→ **What to work on**: Below is some material; transcribe all of it exactly.
START
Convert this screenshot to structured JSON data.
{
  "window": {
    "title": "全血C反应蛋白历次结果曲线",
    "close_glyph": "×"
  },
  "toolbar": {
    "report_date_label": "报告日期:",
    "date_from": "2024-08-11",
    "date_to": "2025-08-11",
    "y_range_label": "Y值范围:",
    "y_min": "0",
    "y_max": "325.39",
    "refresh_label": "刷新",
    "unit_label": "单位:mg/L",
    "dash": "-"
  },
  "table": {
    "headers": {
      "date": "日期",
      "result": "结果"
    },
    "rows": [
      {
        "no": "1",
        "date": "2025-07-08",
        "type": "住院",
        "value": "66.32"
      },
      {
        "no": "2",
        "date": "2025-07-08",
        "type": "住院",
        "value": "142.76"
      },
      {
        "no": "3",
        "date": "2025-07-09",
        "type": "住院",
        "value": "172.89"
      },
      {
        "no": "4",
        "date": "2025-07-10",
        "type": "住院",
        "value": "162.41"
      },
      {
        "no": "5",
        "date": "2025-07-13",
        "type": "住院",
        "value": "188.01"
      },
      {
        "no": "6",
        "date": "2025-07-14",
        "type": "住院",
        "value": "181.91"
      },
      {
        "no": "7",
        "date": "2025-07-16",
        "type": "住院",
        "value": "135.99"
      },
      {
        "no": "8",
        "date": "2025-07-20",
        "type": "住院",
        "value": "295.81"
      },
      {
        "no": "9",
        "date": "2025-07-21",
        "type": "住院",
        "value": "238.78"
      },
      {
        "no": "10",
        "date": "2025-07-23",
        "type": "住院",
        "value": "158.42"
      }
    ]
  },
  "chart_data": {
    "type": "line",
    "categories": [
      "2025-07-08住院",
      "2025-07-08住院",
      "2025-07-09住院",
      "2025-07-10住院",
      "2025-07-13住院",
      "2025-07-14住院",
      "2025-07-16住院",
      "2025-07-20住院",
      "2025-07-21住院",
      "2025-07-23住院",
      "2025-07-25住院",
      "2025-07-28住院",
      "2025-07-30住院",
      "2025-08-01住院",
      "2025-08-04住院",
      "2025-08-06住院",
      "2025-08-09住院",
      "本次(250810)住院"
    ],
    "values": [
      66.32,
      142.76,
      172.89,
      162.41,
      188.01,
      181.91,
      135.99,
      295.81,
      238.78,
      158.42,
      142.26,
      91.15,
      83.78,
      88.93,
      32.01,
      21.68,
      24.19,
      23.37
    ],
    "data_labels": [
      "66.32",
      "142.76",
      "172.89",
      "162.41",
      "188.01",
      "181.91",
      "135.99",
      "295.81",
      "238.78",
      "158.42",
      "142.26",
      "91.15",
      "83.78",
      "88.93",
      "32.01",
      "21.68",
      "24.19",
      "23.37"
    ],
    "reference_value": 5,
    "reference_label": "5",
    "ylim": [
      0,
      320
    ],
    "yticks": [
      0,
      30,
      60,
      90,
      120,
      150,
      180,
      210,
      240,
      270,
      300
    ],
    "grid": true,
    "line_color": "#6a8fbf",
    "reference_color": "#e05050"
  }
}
END
→ **Solution**:
Convert this screenshot to structured JSON data.
{
  "window": {
    "title": "全血C反应蛋白历次结果曲线",
    "close_glyph": "×"
  },
  "toolbar": {
    "report_date_label": "报告日期:",
    "date_from": "2024-08-11",
    "date_to": "2025-08-11",
    "y_range_label": "Y值范围:",
    "y_min": "0",
    "y_max": "325.39",
    "refresh_label": "刷新",
    "unit_label": "单位:mg/L",
    "dash": "-"
  },
  "table": {
    "headers": {
      "date": "日期",
      "result": "结果"
    },
    "rows": [
      {
        "no": "1",
        "date": "2025-07-08",
        "type": "住院",
        "value": "66.32"
      },
      {
        "no": "2",
        "date": "2025-07-08",
        "type": "住院",
        "value": "142.76"
      },
      {
        "no": "3",
        "date": "2025-07-09",
        "type": "住院",
        "value": "172.89"
      },
      {
        "no": "4",
        "date": "2025-07-10",
        "type": "住院",
        "value": "162.41"
      },
      {
        "no": "5",
        "date": "2025-07-13",
        "type": "住院",
        "value": "188.01"
      },
      {
        "no": "6",
        "date": "2025-07-14",
        "type": "住院",
        "value": "181.91"
      },
      {
        "no": "7",
        "date": "2025-07-16",
        "type": "住院",
        "value": "135.99"
      },
      {
        "no": "8",
        "date": "2025-07-20",
        "type": "住院",
        "value": "295.81"
      },
      {
        "no": "9",
        "date": "2025-07-21",
        "type": "住院",
        "value": "238.78"
      },
      {
        "no": "10",
        "date": "2025-07-23",
        "type": "住院",
        "value": "158.42"
      }
    ]
  },
  "chart_data": {
    "type": "line",
    "categories": [
      "2025-07-08住院",
      "2025-07-08住院",
      "2025-07-09住院",
      "2025-07-10住院",
      "2025-07-13住院",
      "2025-07-14住院",
      "2025-07-16住院",
      "2025-07-20住院",
      "2025-07-21住院",
      "2025-07-23住院",
      "2025-07-25住院",
      "2025-07-28住院",
      "2025-07-30住院",
      "2025-08-01住院",
      "2025-08-04住院",
      "2025-08-06住院",
      "2025-08-09住院",
      "本次(250810)住院"
    ],
    "values": [
      66.32,
      142.76,
      172.89,
      162.41,
      188.01,
      181.91,
      135.99,
      295.81,
      238.78,
      158.42,
      142.26,
      91.15,
      83.78,
      88.93,
      32.01,
      21.68,
      24.19,
      23.37
    ],
    "data_labels": [
      "66.32",
      "142.76",
      "172.89",
      "162.41",
      "188.01",
      "181.91",
      "135.99",
      "295.81",
      "238.78",
      "158.42",
      "142.26",
      "91.15",
      "83.78",
      "88.93",
      "32.01",
      "21.68",
      "24.19",
      "23.37"
    ],
    "reference_value": 5,
    "reference_label": "5",
    "ylim": [
      0,
      320
    ],
    "yticks": [
      0,
      30,
      60,
      90,
      120,
      150,
      180,
      210,
      240,
      270,
      300
    ],
    "grid": true,
    "line_color": "#6a8fbf",
    "reference_color": "#e05050"
  }
}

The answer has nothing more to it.